Make an exact copy of the listing below.
--- START Recorded information ---
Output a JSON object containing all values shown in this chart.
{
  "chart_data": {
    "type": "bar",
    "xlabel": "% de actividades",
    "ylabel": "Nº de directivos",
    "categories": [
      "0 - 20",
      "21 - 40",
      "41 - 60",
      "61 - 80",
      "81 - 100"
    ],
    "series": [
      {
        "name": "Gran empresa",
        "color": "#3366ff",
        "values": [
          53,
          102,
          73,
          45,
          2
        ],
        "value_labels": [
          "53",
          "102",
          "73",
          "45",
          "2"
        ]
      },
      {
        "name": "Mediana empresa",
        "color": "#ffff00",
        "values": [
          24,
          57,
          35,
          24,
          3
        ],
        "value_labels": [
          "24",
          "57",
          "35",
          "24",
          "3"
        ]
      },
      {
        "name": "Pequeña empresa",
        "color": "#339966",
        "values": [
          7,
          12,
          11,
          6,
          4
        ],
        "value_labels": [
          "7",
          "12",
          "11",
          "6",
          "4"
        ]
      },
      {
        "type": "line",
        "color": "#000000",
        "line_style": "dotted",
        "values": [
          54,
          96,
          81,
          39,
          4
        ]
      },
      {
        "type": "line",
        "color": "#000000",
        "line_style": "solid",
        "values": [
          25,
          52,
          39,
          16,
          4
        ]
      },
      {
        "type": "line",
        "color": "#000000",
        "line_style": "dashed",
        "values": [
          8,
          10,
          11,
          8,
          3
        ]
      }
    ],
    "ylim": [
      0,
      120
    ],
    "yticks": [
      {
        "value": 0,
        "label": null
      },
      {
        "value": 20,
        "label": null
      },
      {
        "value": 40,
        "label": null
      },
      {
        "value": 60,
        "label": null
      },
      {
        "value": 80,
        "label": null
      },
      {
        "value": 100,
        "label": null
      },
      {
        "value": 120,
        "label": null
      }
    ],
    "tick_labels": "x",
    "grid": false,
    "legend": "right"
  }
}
--- END Recorded information ---
## Correct answer
Output a JSON object containing all values shown in this chart.
{
  "chart_data": {
    "type": "bar",
    "xlabel": "% de actividades",
    "ylabel": "Nº de directivos",
    "categories": [
      "0 - 20",
      "21 - 40",
      "41 - 60",
      "61 - 80",
      "81 - 100"
    ],
    "series": [
      {
        "name": "Gran empresa",
        "color": "#3366ff",
        "values": [
          53,
          102,
          73,
          45,
          2
        ],
        "value_labels": [
          "53",
          "102",
          "73",
          "45",
          "2"
        ]
      },
      {
        "name": "Mediana empresa",
        "color": "#ffff00",
        "values": [
          24,
          57,
          35,
          24,
          3
        ],
        "value_labels": [
          "24",
          "57",
          "35",
          "24",
          "3"
        ]
      },
      {
        "name": "Pequeña empresa",
        "color": "#339966",
        "values": [
          7,
          12,
          11,
          6,
          4
        ],
        "value_labels": [
          "7",
          "12",
          "11",
          "6",
          "4"
        ]
      },
      {
        "type": "line",
        "color": "#000000",
        "line_style": "dotted",
        "values": [
          54,
          96,
          81,
          39,
          4
        ]
      },
      {
        "type": "line",
        "color": "#000000",
        "line_style": "solid",
        "values": [
          25,
          52,
          39,
          16,
          4
        ]
      },
      {
        "type": "line",
        "color": "#000000",
        "line_style": "dashed",
        "values": [
          8,
          10,
          11,
          8,
          3
        ]
      }
    ],
    "ylim": [
      0,
      120
    ],
    "yticks": [
      {
        "value": 0,
        "label": null
      },
      {
        "value": 20,
        "label": null
      },
      {
        "value": 40,
        "label": null
      },
      {
        "value": 60,
        "label": null
      },
      {
        "value": 80,
        "label": null
      },
      {
        "value": 100,
        "label": null
      },
      {
        "value": 120,
        "label": null
      }
    ],
    "tick_labels": "x",
    "grid": false,
    "legend": "right"
  }
}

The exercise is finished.